**TASK TO COMPLETE**
Please count the lines in the listing below where the word "data" appears. Give the number only.
-------------------------
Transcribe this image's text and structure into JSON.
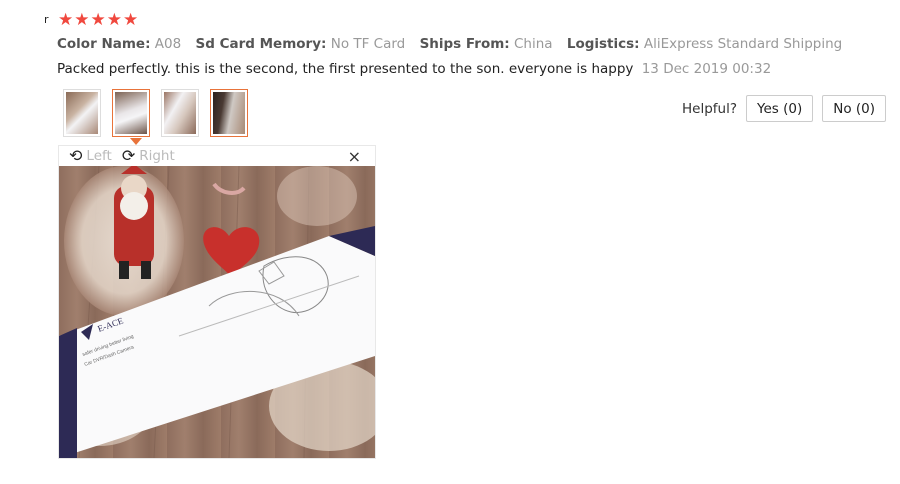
{
  "review": {
    "corner_mark": "r",
    "rating_stars": 5,
    "star_glyph": "★",
    "properties": [
      {
        "key": "Color Name:",
        "value": "A08"
      },
      {
        "key": "Sd Card Memory:",
        "value": "No TF Card"
      },
      {
        "key": "Ships From:",
        "value": "China"
      },
      {
        "key": "Logistics:",
        "value": "AliExpress Standard Shipping"
      }
    ],
    "comment": "Packed perfectly. this is the second, the first presented to the son. everyone is happy",
    "date": "13 Dec 2019 00:32",
    "thumbnails": [
      "photo-1",
      "photo-2",
      "photo-3",
      "photo-4"
    ],
    "active_thumbnail": 1
  },
  "helpful": {
    "label": "Helpful?",
    "yes": "Yes (0)",
    "no": "No (0)"
  },
  "viewer": {
    "rotate_left": "Left",
    "rotate_right": "Right",
    "close": "×",
    "box_brand": "E-ACE",
    "box_tagline": "safer driving better living",
    "box_product": "Car DVR/Dash Camera"
  },
  "colors": {
    "star": "#f0483e",
    "accent": "#e8733a"
  }
}
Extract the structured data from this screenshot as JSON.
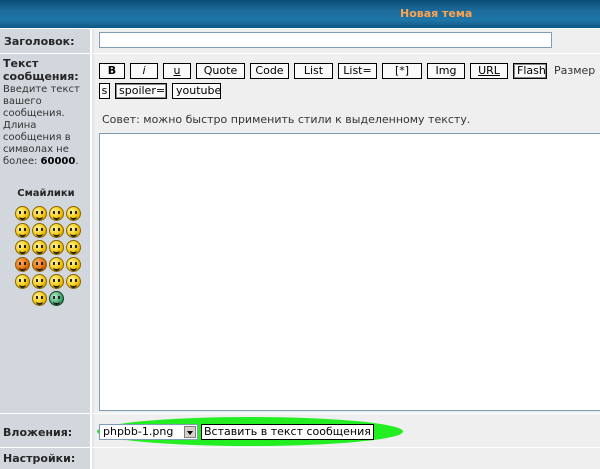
{
  "header": {
    "title": "Новая тема"
  },
  "subject": {
    "label": "Заголовок:",
    "value": ""
  },
  "message": {
    "label_line1": "Текст",
    "label_line2": "сообщения:",
    "hint": "Введите текст вашего сообщения. Длина сообщения в символах не более:",
    "max_chars": "60000",
    "tip": "Совет: можно быстро применить стили к выделенному тексту.",
    "value": ""
  },
  "smilies": {
    "title": "Смайлики"
  },
  "toolbar": {
    "row1": [
      "B",
      "i",
      "u",
      "Quote",
      "Code",
      "List",
      "List=",
      "[*]",
      "Img",
      "URL",
      "Flash"
    ],
    "size_label": "Размер",
    "row2": [
      "s",
      "spoiler=",
      "youtube"
    ]
  },
  "attachments": {
    "label": "Вложения:",
    "selected_file": "phpbb-1.png",
    "insert_button": "Вставить в текст сообщения",
    "highlight_color": "#22ee22"
  },
  "settings": {
    "label": "Настройки:"
  }
}
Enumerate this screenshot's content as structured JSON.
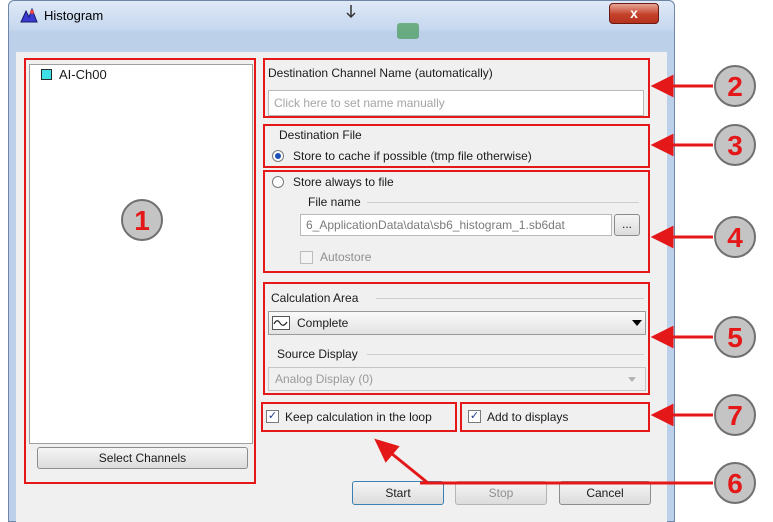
{
  "window": {
    "title": "Histogram",
    "close_glyph": "x"
  },
  "channels": {
    "items": [
      {
        "label": "AI-Ch00",
        "color": "#3ee0e8"
      }
    ],
    "select_button": "Select Channels"
  },
  "destination_name": {
    "label": "Destination Channel Name (automatically)",
    "placeholder": "Click here to set name manually"
  },
  "destination_file": {
    "group_label": "Destination File",
    "option_cache": "Store to cache if possible (tmp file otherwise)",
    "option_always": "Store always to file",
    "file_name_label": "File name",
    "file_name_value": "6_ApplicationData\\data\\sb6_histogram_1.sb6dat",
    "browse_label": "...",
    "autostore_label": "Autostore"
  },
  "calculation_area": {
    "label": "Calculation Area",
    "value": "Complete"
  },
  "source_display": {
    "label": "Source Display",
    "value": "Analog Display (0)"
  },
  "options": {
    "keep_loop": "Keep calculation in the loop",
    "add_displays": "Add to displays"
  },
  "buttons": {
    "start": "Start",
    "stop": "Stop",
    "cancel": "Cancel"
  },
  "markers": [
    "1",
    "2",
    "3",
    "4",
    "5",
    "6",
    "7"
  ],
  "accent_color": "#e41818"
}
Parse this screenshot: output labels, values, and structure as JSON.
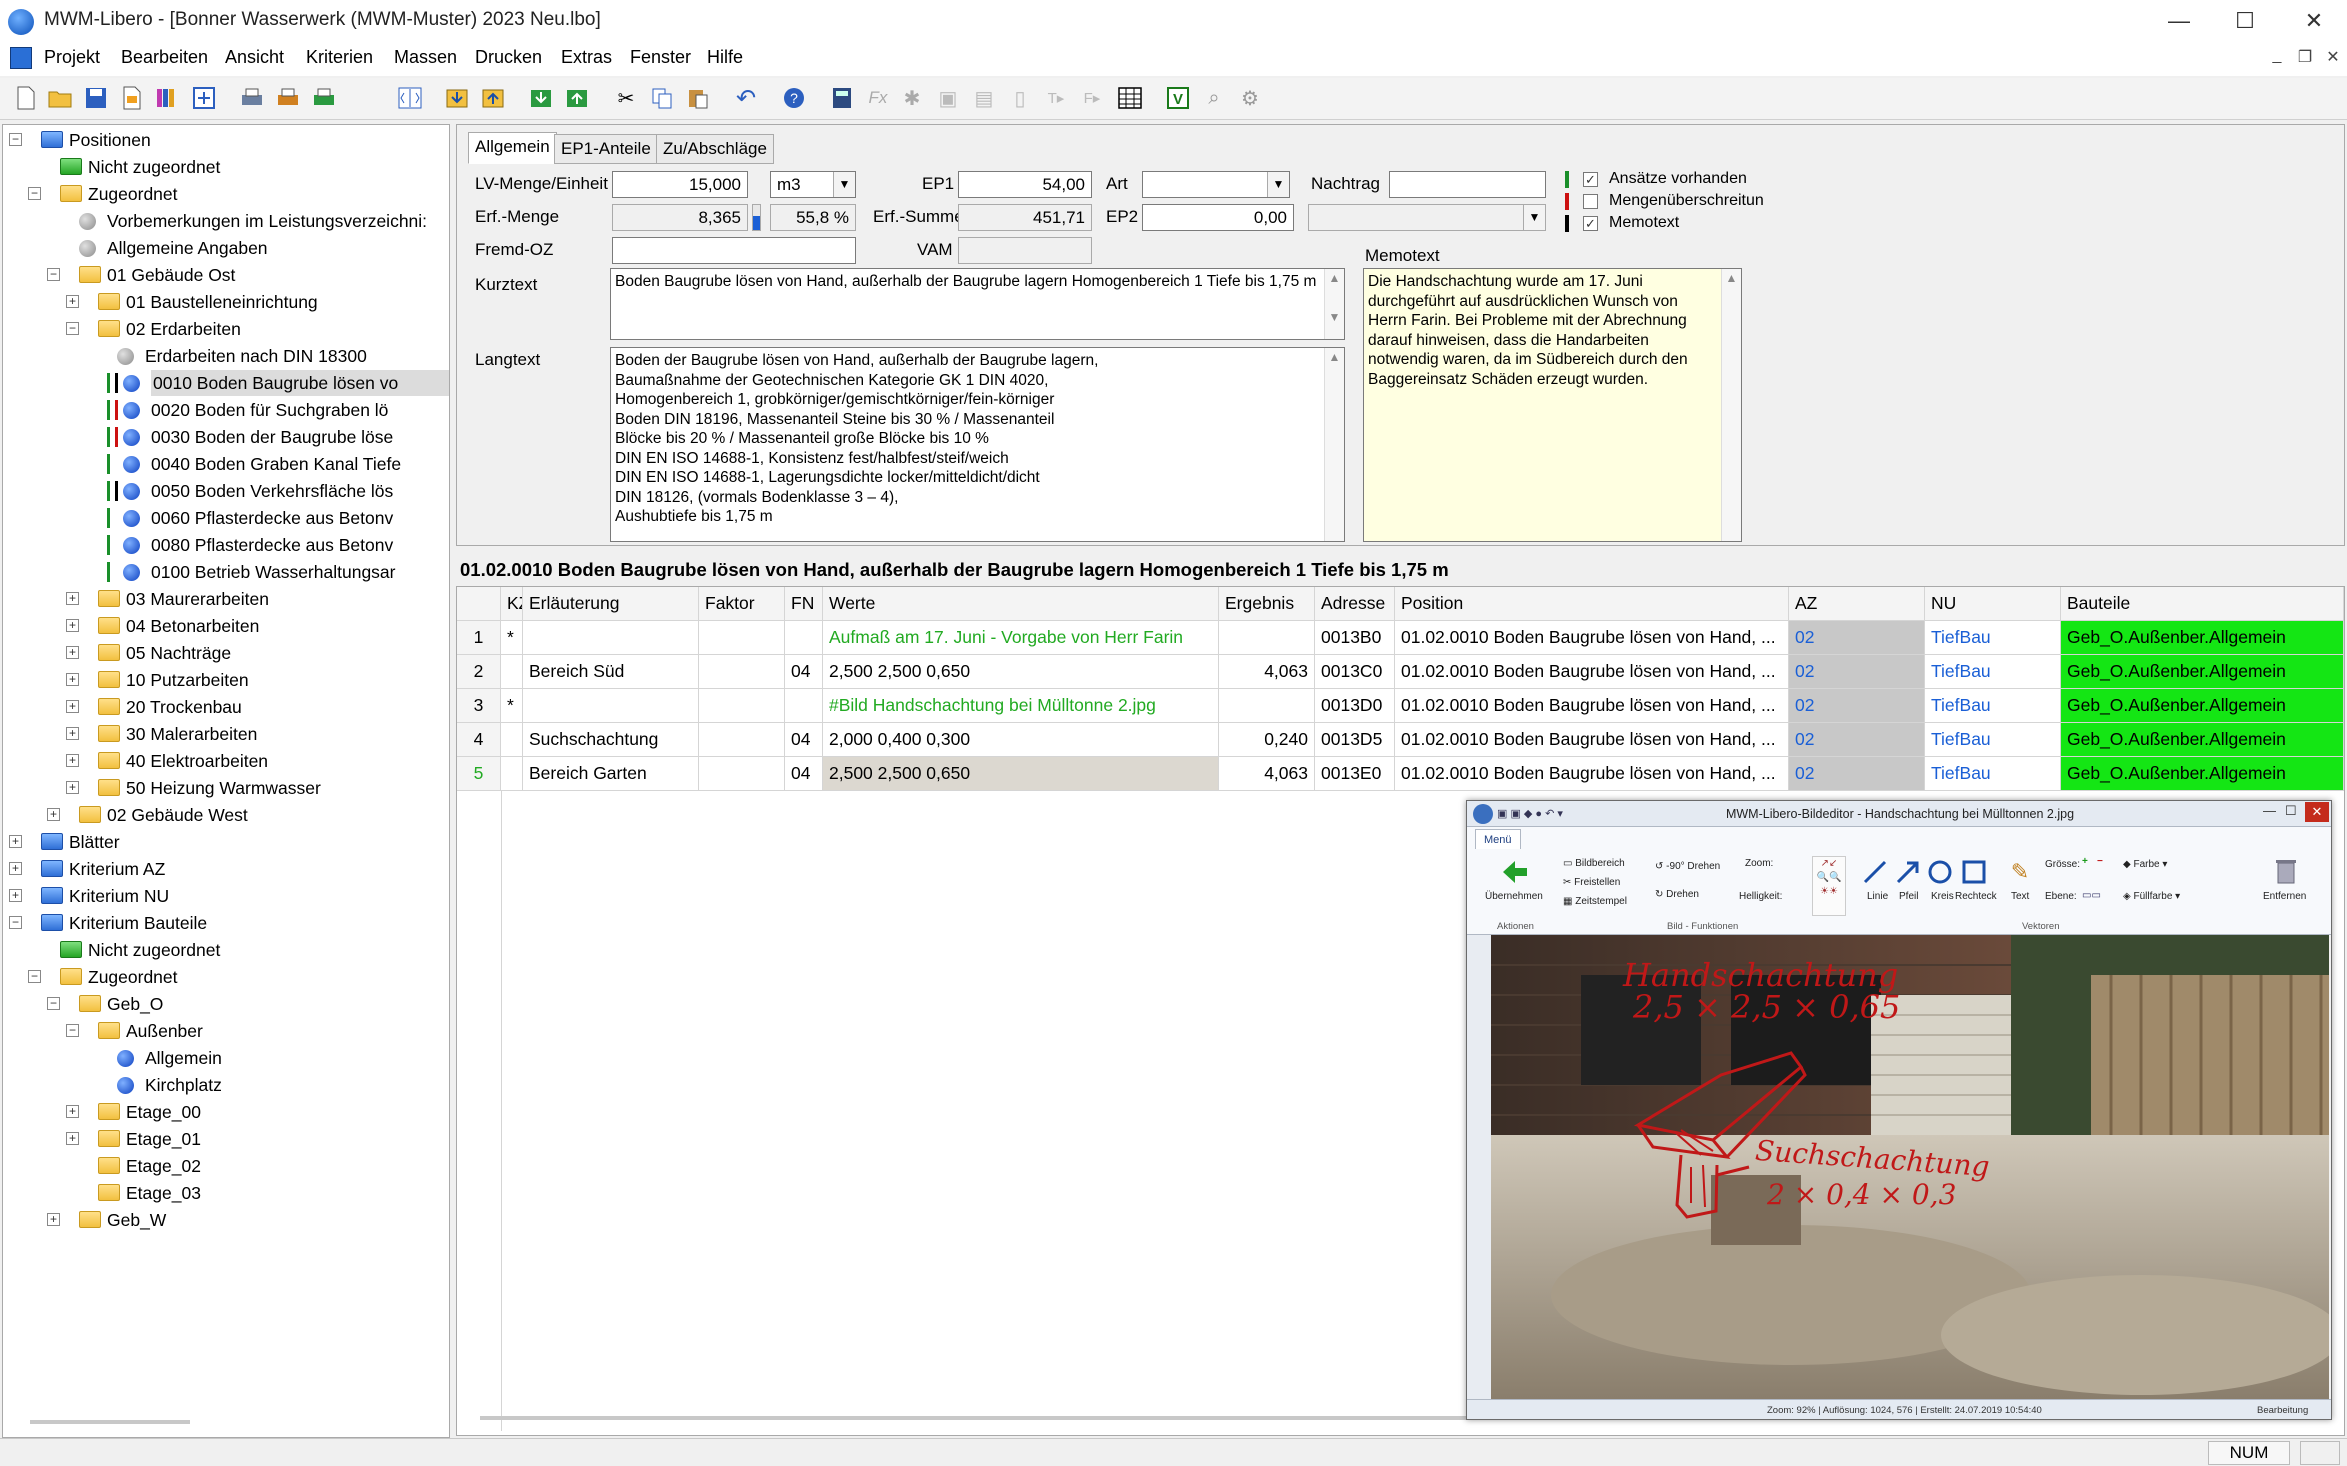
{
  "window": {
    "title": "MWM-Libero - [Bonner Wasserwerk (MWM-Muster) 2023 Neu.lbo]",
    "minimize": "—",
    "maximize": "☐",
    "close": "✕"
  },
  "menu": [
    "Projekt",
    "Bearbeiten",
    "Ansicht",
    "Kriterien",
    "Massen",
    "Drucken",
    "Extras",
    "Fenster",
    "Hilfe"
  ],
  "mdi": {
    "minimize": "_",
    "restore": "❐",
    "close": "✕"
  },
  "tree": {
    "nodes": [
      {
        "text": "Positionen",
        "kind": "fold-b",
        "exp": "−"
      },
      {
        "text": "Nicht zugeordnet",
        "kind": "fold-g"
      },
      {
        "text": "Zugeordnet",
        "kind": "fold-y",
        "exp": "−"
      },
      {
        "text": "Vorbemerkungen im Leistungsverzeichni:",
        "kind": "dot-g"
      },
      {
        "text": "Allgemeine Angaben",
        "kind": "dot-g"
      },
      {
        "text": "01 Gebäude Ost",
        "kind": "fold-y",
        "exp": "−"
      },
      {
        "text": "01 Baustelleneinrichtung",
        "kind": "fold-y",
        "exp": "+"
      },
      {
        "text": "02 Erdarbeiten",
        "kind": "fold-y",
        "exp": "−"
      },
      {
        "text": "Erdarbeiten nach DIN 18300",
        "kind": "dot-g"
      },
      {
        "text": "0010  Boden Baugrube lösen vo",
        "kind": "dot-b",
        "bars": [
          "#1a8f2a",
          "#000000"
        ],
        "selected": true
      },
      {
        "text": "0020  Boden für Suchgraben lö",
        "kind": "dot-b",
        "bars": [
          "#1a8f2a",
          "#cc1111"
        ]
      },
      {
        "text": "0030  Boden der Baugrube löse",
        "kind": "dot-b",
        "bars": [
          "#1a8f2a",
          "#cc1111"
        ]
      },
      {
        "text": "0040  Boden Graben Kanal Tiefe",
        "kind": "dot-b",
        "bars": [
          "#1a8f2a"
        ]
      },
      {
        "text": "0050  Boden Verkehrsfläche lös",
        "kind": "dot-b",
        "bars": [
          "#1a8f2a",
          "#000000"
        ]
      },
      {
        "text": "0060  Pflasterdecke aus Betonv",
        "kind": "dot-b",
        "bars": [
          "#1a8f2a"
        ]
      },
      {
        "text": "0080  Pflasterdecke aus Betonv",
        "kind": "dot-b",
        "bars": [
          "#1a8f2a"
        ]
      },
      {
        "text": "0100  Betrieb Wasserhaltungsar",
        "kind": "dot-b",
        "bars": [
          "#1a8f2a"
        ]
      },
      {
        "text": "03 Maurerarbeiten",
        "kind": "fold-y",
        "exp": "+"
      },
      {
        "text": "04 Betonarbeiten",
        "kind": "fold-y",
        "exp": "+"
      },
      {
        "text": "05 Nachträge",
        "kind": "fold-y",
        "exp": "+"
      },
      {
        "text": "10 Putzarbeiten",
        "kind": "fold-y",
        "exp": "+"
      },
      {
        "text": "20 Trockenbau",
        "kind": "fold-y",
        "exp": "+"
      },
      {
        "text": "30 Malerarbeiten",
        "kind": "fold-y",
        "exp": "+"
      },
      {
        "text": "40 Elektroarbeiten",
        "kind": "fold-y",
        "exp": "+"
      },
      {
        "text": "50 Heizung Warmwasser",
        "kind": "fold-y",
        "exp": "+"
      },
      {
        "text": "02 Gebäude West",
        "kind": "fold-y",
        "exp": "+"
      },
      {
        "text": "Blätter",
        "kind": "fold-b",
        "exp": "+"
      },
      {
        "text": "Kriterium AZ",
        "kind": "fold-b",
        "exp": "+"
      },
      {
        "text": "Kriterium NU",
        "kind": "fold-b",
        "exp": "+"
      },
      {
        "text": "Kriterium Bauteile",
        "kind": "fold-b",
        "exp": "−"
      },
      {
        "text": "Nicht zugeordnet",
        "kind": "fold-g"
      },
      {
        "text": "Zugeordnet",
        "kind": "fold-y",
        "exp": "−"
      },
      {
        "text": "Geb_O",
        "kind": "fold-y",
        "exp": "−"
      },
      {
        "text": "Außenber",
        "kind": "fold-y",
        "exp": "−"
      },
      {
        "text": "Allgemein",
        "kind": "dot-b"
      },
      {
        "text": "Kirchplatz",
        "kind": "dot-b"
      },
      {
        "text": "Etage_00",
        "kind": "fold-y",
        "exp": "+"
      },
      {
        "text": "Etage_01",
        "kind": "fold-y",
        "exp": "+"
      },
      {
        "text": "Etage_02",
        "kind": "fold-y"
      },
      {
        "text": "Etage_03",
        "kind": "fold-y"
      },
      {
        "text": "Geb_W",
        "kind": "fold-y",
        "exp": "+"
      }
    ]
  },
  "tabs": [
    "Allgemein",
    "EP1-Anteile",
    "Zu/Abschläge"
  ],
  "form": {
    "lv_label": "LV-Menge/Einheit",
    "lv_menge": "15,000",
    "einheit": "m3",
    "erf_label": "Erf.-Menge",
    "erf_menge": "8,365",
    "erf_prozent": "55,8 %",
    "fremd_label": "Fremd-OZ",
    "fremd_oz": "",
    "ep1_label": "EP1",
    "ep1": "54,00",
    "erfsumme_label": "Erf.-Summe",
    "erf_summe": "451,71",
    "vam_label": "VAM",
    "vam": "",
    "art_label": "Art",
    "art": "",
    "ep2_label": "EP2",
    "ep2": "0,00",
    "nachtrag_label": "Nachtrag",
    "nachtrag": "",
    "check_ansaetze": "Ansätze vorhanden",
    "check_mengen": "Mengenüberschreitun",
    "check_memo": "Memotext",
    "kurztext_label": "Kurztext",
    "kurztext": "Boden Baugrube lösen von Hand, außerhalb der Baugrube lagern Homogenbereich 1 Tiefe bis 1,75 m",
    "langtext_label": "Langtext",
    "langtext": [
      "Boden der Baugrube lösen von Hand, außerhalb der Baugrube lagern,",
      "Baumaßnahme der Geotechnischen Kategorie GK 1 DIN 4020,",
      "Homogenbereich 1, grobkörniger/gemischtkörniger/fein-körniger",
      "Boden DIN 18196, Massenanteil Steine bis 30 % / Massenanteil",
      "Blöcke bis 20 % / Massenanteil große Blöcke bis 10 %",
      "DIN EN ISO 14688-1, Konsistenz fest/halbfest/steif/weich",
      "DIN EN ISO 14688-1, Lagerungsdichte locker/mitteldicht/dicht",
      "DIN 18126, (vormals Bodenklasse 3 – 4),",
      "Aushubtiefe bis 1,75 m"
    ],
    "memo_label": "Memotext",
    "memotext": "Die Handschachtung wurde am 17. Juni durchgeführt auf ausdrücklichen Wunsch von Herrn Farin. Bei Probleme mit der Abrechnung darauf hinweisen, dass die Handarbeiten notwendig waren, da im Südbereich durch den Baggereinsatz Schäden erzeugt wurden."
  },
  "position_header": "01.02.0010  Boden Baugrube lösen von Hand, außerhalb der Baugrube lagern Homogenbereich 1 Tiefe bis 1,75 m",
  "grid": {
    "headers": {
      "nr": "",
      "kz": "KZ",
      "erl": "Erläuterung",
      "faktor": "Faktor",
      "fn": "FN",
      "werte": "Werte",
      "ergebnis": "Ergebnis",
      "adresse": "Adresse",
      "position": "Position",
      "az": "AZ",
      "nu": "NU",
      "bauteile": "Bauteile"
    },
    "rows": [
      {
        "nr": "1",
        "kz": "*",
        "erl": "",
        "faktor": "",
        "fn": "",
        "werte": "Aufmaß am 17. Juni - Vorgabe von Herr Farin",
        "werte_green": true,
        "ergebnis": "",
        "adresse": "0013B0",
        "position": "01.02.0010   Boden Baugrube lösen von Hand, ...",
        "az": "02",
        "nu": "TiefBau",
        "bauteile": "Geb_O.Außenber.Allgemein"
      },
      {
        "nr": "2",
        "kz": "",
        "erl": "Bereich Süd",
        "faktor": "",
        "fn": "04",
        "werte": "2,500 2,500 0,650",
        "ergebnis": "4,063",
        "adresse": "0013C0",
        "position": "01.02.0010   Boden Baugrube lösen von Hand, ...",
        "az": "02",
        "nu": "TiefBau",
        "bauteile": "Geb_O.Außenber.Allgemein"
      },
      {
        "nr": "3",
        "kz": "*",
        "erl": "",
        "faktor": "",
        "fn": "",
        "werte": "#Bild Handschachtung bei Mülltonne 2.jpg",
        "werte_green": true,
        "ergebnis": "",
        "adresse": "0013D0",
        "position": "01.02.0010   Boden Baugrube lösen von Hand, ...",
        "az": "02",
        "nu": "TiefBau",
        "bauteile": "Geb_O.Außenber.Allgemein"
      },
      {
        "nr": "4",
        "kz": "",
        "erl": "Suchschachtung",
        "faktor": "",
        "fn": "04",
        "werte": "2,000 0,400 0,300",
        "ergebnis": "0,240",
        "adresse": "0013D5",
        "position": "01.02.0010   Boden Baugrube lösen von Hand, ...",
        "az": "02",
        "nu": "TiefBau",
        "bauteile": "Geb_O.Außenber.Allgemein"
      },
      {
        "nr": "5",
        "kz": "",
        "erl": "Bereich Garten",
        "faktor": "",
        "fn": "04",
        "werte": "2,500 2,500 0,650",
        "ergebnis": "4,063",
        "adresse": "0013E0",
        "position": "01.02.0010   Boden Baugrube lösen von Hand, ...",
        "az": "02",
        "nu": "TiefBau",
        "bauteile": "Geb_O.Außenber.Allgemein",
        "current": true
      }
    ]
  },
  "editor": {
    "title": "MWM-Libero-Bildeditor - Handschachtung bei Mülltonnen 2.jpg",
    "tab": "Menü",
    "items": {
      "uebernehmen": "Übernehmen",
      "bildbereich": "Bildbereich",
      "freistellen": "Freistellen",
      "zeitstempel": "Zeitstempel",
      "drehen90": "-90° Drehen",
      "drehen": "Drehen",
      "zoom": "Zoom:",
      "helligkeit": "Helligkeit:",
      "linie": "Linie",
      "pfeil": "Pfeil",
      "kreis": "Kreis",
      "rechteck": "Rechteck",
      "text": "Text",
      "groesse": "Grösse:",
      "ebene": "Ebene:",
      "farbe": "Farbe",
      "fuellfarbe": "Füllfarbe",
      "entfernen": "Entfernen"
    },
    "groups": {
      "aktionen": "Aktionen",
      "bildfunktionen": "Bild - Funktionen",
      "vektoren": "Vektoren"
    },
    "annotation1_line1": "Handschachtung",
    "annotation1_line2": "2,5 × 2,5 × 0,65",
    "annotation2_line1": "Suchschachtung",
    "annotation2_line2": "2 × 0,4 × 0,3",
    "status": "Zoom: 92%  |  Auflösung: 1024, 576  |  Erstellt: 24.07.2019 10:54:40",
    "status_right": "Bearbeitung"
  },
  "status": {
    "num": "NUM"
  }
}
-------------------------
**FULL ANSWER**
2